Items in a dataset
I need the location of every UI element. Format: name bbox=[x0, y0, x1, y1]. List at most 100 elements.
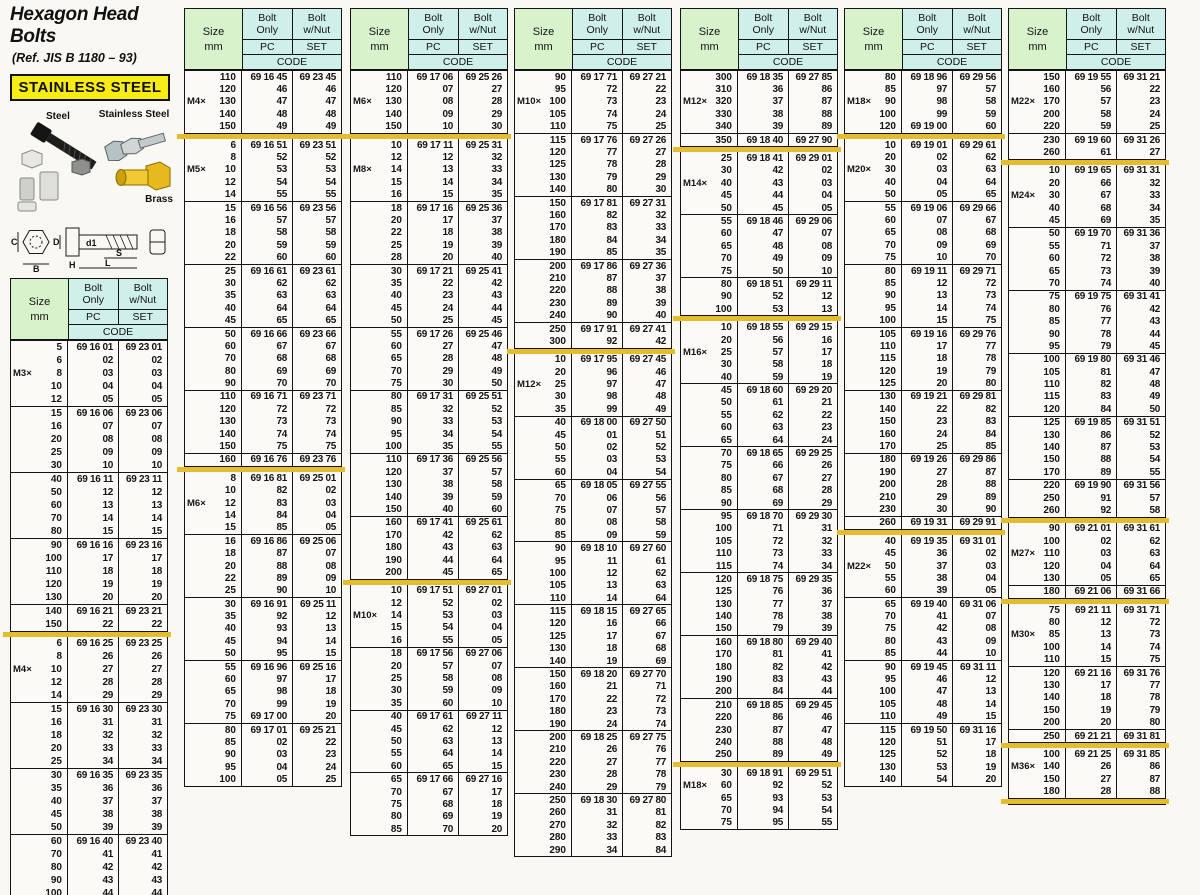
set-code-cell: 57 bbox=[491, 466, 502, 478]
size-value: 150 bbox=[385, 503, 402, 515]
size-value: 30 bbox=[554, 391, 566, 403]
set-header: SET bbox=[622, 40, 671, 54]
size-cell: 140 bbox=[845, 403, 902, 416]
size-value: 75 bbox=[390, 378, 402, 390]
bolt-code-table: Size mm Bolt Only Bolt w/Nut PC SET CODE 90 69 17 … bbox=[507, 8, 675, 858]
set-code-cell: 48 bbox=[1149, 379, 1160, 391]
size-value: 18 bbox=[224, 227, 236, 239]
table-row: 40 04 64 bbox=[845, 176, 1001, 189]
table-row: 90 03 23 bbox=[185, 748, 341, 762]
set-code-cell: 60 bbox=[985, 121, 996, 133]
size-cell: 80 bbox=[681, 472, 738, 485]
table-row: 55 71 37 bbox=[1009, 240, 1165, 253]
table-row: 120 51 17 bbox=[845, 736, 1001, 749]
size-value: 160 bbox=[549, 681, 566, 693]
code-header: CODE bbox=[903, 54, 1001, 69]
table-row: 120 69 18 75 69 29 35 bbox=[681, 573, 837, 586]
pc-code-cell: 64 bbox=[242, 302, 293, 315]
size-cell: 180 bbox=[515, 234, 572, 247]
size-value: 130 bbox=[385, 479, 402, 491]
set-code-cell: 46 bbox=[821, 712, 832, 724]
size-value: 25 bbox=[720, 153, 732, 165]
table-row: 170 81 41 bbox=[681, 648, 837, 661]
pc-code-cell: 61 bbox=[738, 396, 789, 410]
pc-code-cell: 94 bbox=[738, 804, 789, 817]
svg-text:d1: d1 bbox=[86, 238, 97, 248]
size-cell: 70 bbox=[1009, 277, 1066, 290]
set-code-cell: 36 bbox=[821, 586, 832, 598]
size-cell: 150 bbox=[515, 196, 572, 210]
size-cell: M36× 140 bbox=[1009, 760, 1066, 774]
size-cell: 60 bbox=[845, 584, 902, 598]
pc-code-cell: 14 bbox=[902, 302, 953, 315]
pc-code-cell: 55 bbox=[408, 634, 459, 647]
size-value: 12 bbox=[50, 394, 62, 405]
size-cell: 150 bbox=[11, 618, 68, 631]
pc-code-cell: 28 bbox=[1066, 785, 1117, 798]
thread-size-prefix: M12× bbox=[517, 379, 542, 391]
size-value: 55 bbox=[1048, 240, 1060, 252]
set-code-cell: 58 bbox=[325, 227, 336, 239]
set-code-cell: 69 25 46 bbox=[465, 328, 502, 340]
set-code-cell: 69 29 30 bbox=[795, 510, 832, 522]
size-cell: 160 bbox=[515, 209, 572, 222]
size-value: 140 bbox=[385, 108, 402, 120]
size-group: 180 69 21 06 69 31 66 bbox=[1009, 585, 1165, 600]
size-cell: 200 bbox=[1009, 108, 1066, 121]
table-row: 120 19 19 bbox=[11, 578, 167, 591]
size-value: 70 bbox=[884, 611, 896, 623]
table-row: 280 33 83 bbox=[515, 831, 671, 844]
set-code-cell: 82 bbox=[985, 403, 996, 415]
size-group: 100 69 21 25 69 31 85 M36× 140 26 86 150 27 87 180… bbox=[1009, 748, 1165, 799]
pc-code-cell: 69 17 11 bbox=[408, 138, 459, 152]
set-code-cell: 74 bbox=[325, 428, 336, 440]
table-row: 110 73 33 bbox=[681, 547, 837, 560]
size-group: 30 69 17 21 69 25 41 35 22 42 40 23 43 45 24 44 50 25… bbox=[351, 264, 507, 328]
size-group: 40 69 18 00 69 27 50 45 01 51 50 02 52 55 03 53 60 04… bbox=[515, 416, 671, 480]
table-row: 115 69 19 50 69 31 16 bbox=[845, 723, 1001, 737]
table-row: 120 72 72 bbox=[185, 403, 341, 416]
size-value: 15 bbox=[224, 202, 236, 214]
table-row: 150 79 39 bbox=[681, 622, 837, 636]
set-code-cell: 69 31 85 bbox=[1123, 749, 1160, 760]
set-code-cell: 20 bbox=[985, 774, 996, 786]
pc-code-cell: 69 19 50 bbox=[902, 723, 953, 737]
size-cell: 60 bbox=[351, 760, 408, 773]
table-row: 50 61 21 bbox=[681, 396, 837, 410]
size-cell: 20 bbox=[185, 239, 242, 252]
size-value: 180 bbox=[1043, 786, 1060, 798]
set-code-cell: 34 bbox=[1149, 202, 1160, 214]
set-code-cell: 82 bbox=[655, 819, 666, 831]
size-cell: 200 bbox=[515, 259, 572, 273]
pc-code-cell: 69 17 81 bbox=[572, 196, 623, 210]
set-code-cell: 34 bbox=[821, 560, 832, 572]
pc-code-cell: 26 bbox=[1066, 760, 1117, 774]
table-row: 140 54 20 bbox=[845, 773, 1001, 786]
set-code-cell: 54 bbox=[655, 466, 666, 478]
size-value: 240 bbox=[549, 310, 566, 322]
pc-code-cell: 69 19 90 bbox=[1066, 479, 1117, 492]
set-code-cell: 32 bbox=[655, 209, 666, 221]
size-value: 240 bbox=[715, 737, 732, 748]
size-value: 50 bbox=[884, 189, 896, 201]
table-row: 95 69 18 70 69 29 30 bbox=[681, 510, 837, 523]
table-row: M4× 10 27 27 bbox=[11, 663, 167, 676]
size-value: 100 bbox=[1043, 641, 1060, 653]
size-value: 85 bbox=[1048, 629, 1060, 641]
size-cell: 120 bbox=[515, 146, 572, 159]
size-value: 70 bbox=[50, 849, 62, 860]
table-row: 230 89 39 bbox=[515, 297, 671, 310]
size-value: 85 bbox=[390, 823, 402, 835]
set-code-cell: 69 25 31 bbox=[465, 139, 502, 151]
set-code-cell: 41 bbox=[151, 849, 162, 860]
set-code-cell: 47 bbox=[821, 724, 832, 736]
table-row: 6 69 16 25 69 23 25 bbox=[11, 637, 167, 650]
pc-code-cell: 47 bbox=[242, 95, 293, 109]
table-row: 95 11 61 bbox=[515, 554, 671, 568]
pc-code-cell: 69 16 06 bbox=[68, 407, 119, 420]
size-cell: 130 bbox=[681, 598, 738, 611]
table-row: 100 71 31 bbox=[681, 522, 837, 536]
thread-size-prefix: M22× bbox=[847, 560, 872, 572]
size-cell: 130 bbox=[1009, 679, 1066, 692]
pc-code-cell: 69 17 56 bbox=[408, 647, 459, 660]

§ **WHAT YOU WILL DO**: Update every record by replacing each "table-row" with "data-row" and keeping everything else the same. Leave the pictures out of your answer.

§ **TASK RESPONSE**:
I need the location of every UI element. Format: name bbox=[x0, y0, x1, y1]. List at most 100 elements.
set-code-cell: 57 bbox=[491, 466, 502, 478]
size-value: 150 bbox=[385, 503, 402, 515]
size-value: 30 bbox=[554, 391, 566, 403]
set-header: SET bbox=[622, 40, 671, 54]
size-cell: 140 bbox=[845, 403, 902, 416]
size-value: 75 bbox=[390, 378, 402, 390]
bolt-code-table: Size mm Bolt Only Bolt w/Nut PC SET CODE 90 69 17 … bbox=[507, 8, 675, 858]
set-code-cell: 48 bbox=[1149, 379, 1160, 391]
size-value: 18 bbox=[224, 227, 236, 239]
data-row: 40 04 64 bbox=[845, 176, 1001, 189]
data-row: 90 03 23 bbox=[185, 748, 341, 762]
set-code-cell: 60 bbox=[985, 121, 996, 133]
size-cell: 80 bbox=[681, 472, 738, 485]
data-row: 55 71 37 bbox=[1009, 240, 1165, 253]
data-row: 120 51 17 bbox=[845, 736, 1001, 749]
size-value: 160 bbox=[549, 681, 566, 693]
code-header: CODE bbox=[903, 54, 1001, 69]
data-row: 120 69 18 75 69 29 35 bbox=[681, 573, 837, 586]
pc-code-cell: 64 bbox=[242, 302, 293, 315]
size-cell: 180 bbox=[515, 234, 572, 247]
size-value: 130 bbox=[385, 479, 402, 491]
set-code-cell: 46 bbox=[821, 712, 832, 724]
size-value: 25 bbox=[720, 153, 732, 165]
data-row: 170 81 41 bbox=[681, 648, 837, 661]
pc-code-cell: 61 bbox=[738, 396, 789, 410]
pc-code-cell: 94 bbox=[738, 804, 789, 817]
svg-text:d1: d1 bbox=[86, 238, 97, 248]
size-cell: 70 bbox=[1009, 277, 1066, 290]
set-code-cell: 36 bbox=[821, 586, 832, 598]
size-cell: 150 bbox=[515, 196, 572, 210]
size-cell: M36× 140 bbox=[1009, 760, 1066, 774]
size-cell: 60 bbox=[845, 584, 902, 598]
pc-code-cell: 14 bbox=[902, 302, 953, 315]
pc-code-cell: 55 bbox=[408, 634, 459, 647]
size-value: 12 bbox=[50, 394, 62, 405]
size-cell: 150 bbox=[11, 618, 68, 631]
pc-code-cell: 28 bbox=[1066, 785, 1117, 798]
thread-size-prefix: M12× bbox=[517, 379, 542, 391]
size-value: 55 bbox=[1048, 240, 1060, 252]
set-code-cell: 58 bbox=[325, 227, 336, 239]
set-code-cell: 69 25 46 bbox=[465, 328, 502, 340]
set-code-cell: 69 29 30 bbox=[795, 510, 832, 522]
size-cell: 160 bbox=[515, 209, 572, 222]
size-value: 140 bbox=[385, 108, 402, 120]
size-group: 180 69 21 06 69 31 66 bbox=[1009, 585, 1165, 600]
size-cell: 200 bbox=[1009, 108, 1066, 121]
data-row: 120 19 19 bbox=[11, 578, 167, 591]
size-value: 70 bbox=[884, 611, 896, 623]
data-row: 280 33 83 bbox=[515, 831, 671, 844]
set-code-cell: 82 bbox=[985, 403, 996, 415]
size-group: 100 69 21 25 69 31 85 M36× 140 26 86 150 27 87 180… bbox=[1009, 748, 1165, 799]
pc-code-cell: 69 17 11 bbox=[408, 138, 459, 152]
set-code-cell: 74 bbox=[325, 428, 336, 440]
data-row: 110 73 33 bbox=[681, 547, 837, 560]
size-group: 30 69 17 21 69 25 41 35 22 42 40 23 43 45 24 44 50 25… bbox=[351, 264, 507, 328]
size-group: 40 69 18 00 69 27 50 45 01 51 50 02 52 55 03 53 60 04… bbox=[515, 416, 671, 480]
data-row: 115 69 19 50 69 31 16 bbox=[845, 723, 1001, 737]
data-row: 120 72 72 bbox=[185, 403, 341, 416]
size-value: 15 bbox=[224, 202, 236, 214]
data-row: 150 79 39 bbox=[681, 622, 837, 636]
set-code-cell: 69 31 85 bbox=[1123, 749, 1160, 760]
set-code-cell: 20 bbox=[985, 774, 996, 786]
pc-code-cell: 69 19 50 bbox=[902, 723, 953, 737]
size-cell: 60 bbox=[351, 760, 408, 773]
data-row: 50 61 21 bbox=[681, 396, 837, 410]
size-cell: 20 bbox=[185, 239, 242, 252]
size-value: 180 bbox=[1043, 786, 1060, 798]
set-code-cell: 34 bbox=[1149, 202, 1160, 214]
set-code-cell: 82 bbox=[655, 819, 666, 831]
size-cell: 200 bbox=[515, 259, 572, 273]
pc-code-cell: 69 17 81 bbox=[572, 196, 623, 210]
set-code-cell: 34 bbox=[821, 560, 832, 572]
pc-code-cell: 26 bbox=[1066, 760, 1117, 774]
data-row: 140 54 20 bbox=[845, 773, 1001, 786]
set-code-cell: 54 bbox=[655, 466, 666, 478]
size-value: 240 bbox=[549, 310, 566, 322]
pc-code-cell: 69 19 90 bbox=[1066, 479, 1117, 492]
set-code-cell: 32 bbox=[655, 209, 666, 221]
size-value: 240 bbox=[715, 737, 732, 748]
size-value: 50 bbox=[884, 189, 896, 201]
data-row: 95 69 18 70 69 29 30 bbox=[681, 510, 837, 523]
data-row: M4× 10 27 27 bbox=[11, 663, 167, 676]
size-value: 100 bbox=[1043, 641, 1060, 653]
size-value: 85 bbox=[1048, 629, 1060, 641]
size-cell: 120 bbox=[515, 146, 572, 159]
size-value: 70 bbox=[50, 849, 62, 860]
data-row: 230 89 39 bbox=[515, 297, 671, 310]
size-value: 85 bbox=[390, 823, 402, 835]
set-code-cell: 69 25 31 bbox=[465, 139, 502, 151]
set-code-cell: 41 bbox=[151, 849, 162, 860]
set-code-cell: 47 bbox=[821, 724, 832, 736]
data-row: 6 69 16 25 69 23 25 bbox=[11, 637, 167, 650]
pc-code-cell: 47 bbox=[242, 95, 293, 109]
data-row: 95 11 61 bbox=[515, 554, 671, 568]
pc-code-cell: 69 16 06 bbox=[68, 407, 119, 420]
size-cell: 130 bbox=[681, 598, 738, 611]
data-row: 100 71 31 bbox=[681, 522, 837, 536]
thread-size-prefix: M22× bbox=[847, 560, 872, 572]
size-cell: 130 bbox=[1009, 679, 1066, 692]
pc-code-cell: 69 17 56 bbox=[408, 647, 459, 660]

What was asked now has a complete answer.